### Given data
┌──

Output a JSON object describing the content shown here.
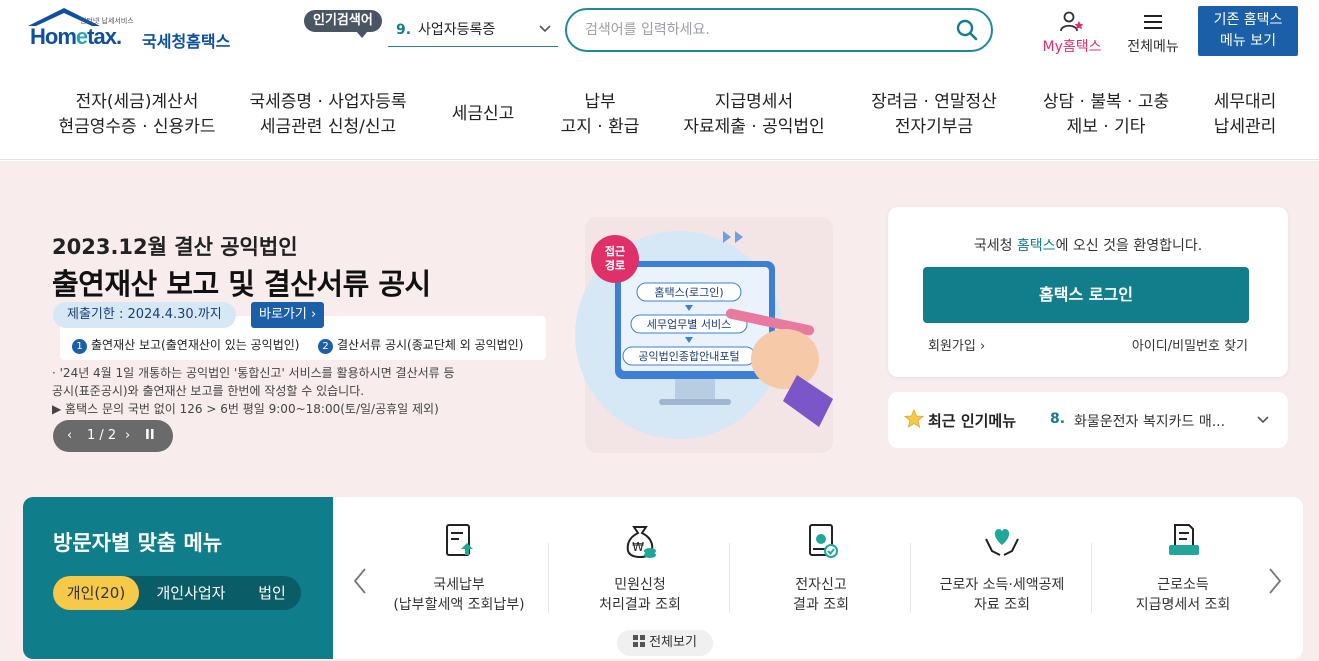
{
  "header": {
    "logo_sub": "인터넷 납세서비스",
    "logo_word_a": "Hom",
    "logo_word_b": "e",
    "logo_word_c": "tax.",
    "logo_kr": "국세청홈택스",
    "popular_tag": "인기검색어",
    "popular_num": "9.",
    "popular_text": "사업자등록증",
    "search_placeholder": "검색어를 입력하세요.",
    "myhome_label": "My홈택스",
    "allmenu_label": "전체메뉴",
    "legacy_line1": "기존 홈택스",
    "legacy_line2": "메뉴 보기"
  },
  "gnb": [
    {
      "l1": "전자(세금)계산서",
      "l2": "현금영수증 · 신용카드"
    },
    {
      "l1": "국세증명 · 사업자등록",
      "l2": "세금관련 신청/신고"
    },
    {
      "l1": "세금신고",
      "l2": ""
    },
    {
      "l1": "납부",
      "l2": "고지 · 환급"
    },
    {
      "l1": "지급명세서",
      "l2": "자료제출 · 공익법인"
    },
    {
      "l1": "장려금 · 연말정산",
      "l2": "전자기부금"
    },
    {
      "l1": "상담 · 불복 · 고충",
      "l2": "제보 · 기타"
    },
    {
      "l1": "세무대리",
      "l2": "납세관리"
    }
  ],
  "hero": {
    "sub": "2023.12월 결산 공익법인",
    "title": "출연재산 보고 및 결산서류 공시",
    "deadline": "제출기한 : 2024.4.30.까지",
    "goto": "바로가기 ›",
    "step1_num": "1",
    "step1": "출연재산 보고(출연재산이 있는 공익법인)",
    "step2_num": "2",
    "step2": "결산서류 공시(종교단체 외 공익법인)",
    "note1": "·  '24년 4월 1일 개통하는 공익법인 '통합신고' 서비스를 활용하시면 결산서류 등",
    "note2": "   공시(표준공시)와 출연재산 보고를 한번에 작성할 수 있습니다.",
    "note3": "▶ 홈택스 문의 국번 없이 126 > 6번 평일 9:00~18:00(토/일/공휴일 제외)",
    "pager_prev": "‹",
    "pager_count": "1 / 2",
    "pager_next": "›",
    "pager_pause": "II",
    "illus_badge_1": "접근",
    "illus_badge_2": "경로",
    "illus_pill1": "홈택스(로그인)",
    "illus_pill2": "세무업무별 서비스",
    "illus_pill3": "공익법인종합안내포털"
  },
  "login": {
    "welcome_a": "국세청 ",
    "welcome_hl": "홈택스",
    "welcome_b": "에 오신 것을 환영합니다.",
    "button": "홈택스 로그인",
    "join": "회원가입 ›",
    "find": "아이디/비밀번호 찾기"
  },
  "recent": {
    "title": "최근 인기메뉴",
    "num": "8.",
    "text": "화물운전자 복지카드 매..."
  },
  "visitor": {
    "title": "방문자별 맞춤 메뉴",
    "tabs": [
      "개인(20)",
      "개인사업자",
      "법인"
    ],
    "items": [
      {
        "l1": "국세납부",
        "l2": "(납부할세액 조회납부)",
        "icon": "tax-payment-icon"
      },
      {
        "l1": "민원신청",
        "l2": "처리결과 조회",
        "icon": "money-bag-icon"
      },
      {
        "l1": "전자신고",
        "l2": "결과 조회",
        "icon": "document-check-icon"
      },
      {
        "l1": "근로자 소득·세액공제",
        "l2": "자료 조회",
        "icon": "heart-hands-icon"
      },
      {
        "l1": "근로소득",
        "l2": "지급명세서 조회",
        "icon": "paper-tray-icon"
      }
    ],
    "view_all": "전체보기"
  },
  "colors": {
    "brand": "#0f4fa2",
    "teal": "#127e8c",
    "hero_bg": "#f8eced",
    "accent_yellow": "#f7c948",
    "pink": "#e0306a"
  }
}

└──

### Aim of the exercise
Write out the material above once more, exactly as it reads, with no pictures.

### Solution
Output a JSON object describing the content shown here.
{
  "header": {
    "logo_sub": "인터넷 납세서비스",
    "logo_word_a": "Hom",
    "logo_word_b": "e",
    "logo_word_c": "tax.",
    "logo_kr": "국세청홈택스",
    "popular_tag": "인기검색어",
    "popular_num": "9.",
    "popular_text": "사업자등록증",
    "search_placeholder": "검색어를 입력하세요.",
    "myhome_label": "My홈택스",
    "allmenu_label": "전체메뉴",
    "legacy_line1": "기존 홈택스",
    "legacy_line2": "메뉴 보기"
  },
  "gnb": [
    {
      "l1": "전자(세금)계산서",
      "l2": "현금영수증 · 신용카드"
    },
    {
      "l1": "국세증명 · 사업자등록",
      "l2": "세금관련 신청/신고"
    },
    {
      "l1": "세금신고",
      "l2": ""
    },
    {
      "l1": "납부",
      "l2": "고지 · 환급"
    },
    {
      "l1": "지급명세서",
      "l2": "자료제출 · 공익법인"
    },
    {
      "l1": "장려금 · 연말정산",
      "l2": "전자기부금"
    },
    {
      "l1": "상담 · 불복 · 고충",
      "l2": "제보 · 기타"
    },
    {
      "l1": "세무대리",
      "l2": "납세관리"
    }
  ],
  "hero": {
    "sub": "2023.12월 결산 공익법인",
    "title": "출연재산 보고 및 결산서류 공시",
    "deadline": "제출기한 : 2024.4.30.까지",
    "goto": "바로가기 ›",
    "step1_num": "1",
    "step1": "출연재산 보고(출연재산이 있는 공익법인)",
    "step2_num": "2",
    "step2": "결산서류 공시(종교단체 외 공익법인)",
    "note1": "·  '24년 4월 1일 개통하는 공익법인 '통합신고' 서비스를 활용하시면 결산서류 등",
    "note2": "   공시(표준공시)와 출연재산 보고를 한번에 작성할 수 있습니다.",
    "note3": "▶ 홈택스 문의 국번 없이 126 > 6번 평일 9:00~18:00(토/일/공휴일 제외)",
    "pager_prev": "‹",
    "pager_count": "1 / 2",
    "pager_next": "›",
    "pager_pause": "II",
    "illus_badge_1": "접근",
    "illus_badge_2": "경로",
    "illus_pill1": "홈택스(로그인)",
    "illus_pill2": "세무업무별 서비스",
    "illus_pill3": "공익법인종합안내포털"
  },
  "login": {
    "welcome_a": "국세청 ",
    "welcome_hl": "홈택스",
    "welcome_b": "에 오신 것을 환영합니다.",
    "button": "홈택스 로그인",
    "join": "회원가입 ›",
    "find": "아이디/비밀번호 찾기"
  },
  "recent": {
    "title": "최근 인기메뉴",
    "num": "8.",
    "text": "화물운전자 복지카드 매..."
  },
  "visitor": {
    "title": "방문자별 맞춤 메뉴",
    "tabs": [
      "개인(20)",
      "개인사업자",
      "법인"
    ],
    "items": [
      {
        "l1": "국세납부",
        "l2": "(납부할세액 조회납부)",
        "icon": "tax-payment-icon"
      },
      {
        "l1": "민원신청",
        "l2": "처리결과 조회",
        "icon": "money-bag-icon"
      },
      {
        "l1": "전자신고",
        "l2": "결과 조회",
        "icon": "document-check-icon"
      },
      {
        "l1": "근로자 소득·세액공제",
        "l2": "자료 조회",
        "icon": "heart-hands-icon"
      },
      {
        "l1": "근로소득",
        "l2": "지급명세서 조회",
        "icon": "paper-tray-icon"
      }
    ],
    "view_all": "전체보기"
  },
  "colors": {
    "brand": "#0f4fa2",
    "teal": "#127e8c",
    "hero_bg": "#f8eced",
    "accent_yellow": "#f7c948",
    "pink": "#e0306a"
  }
}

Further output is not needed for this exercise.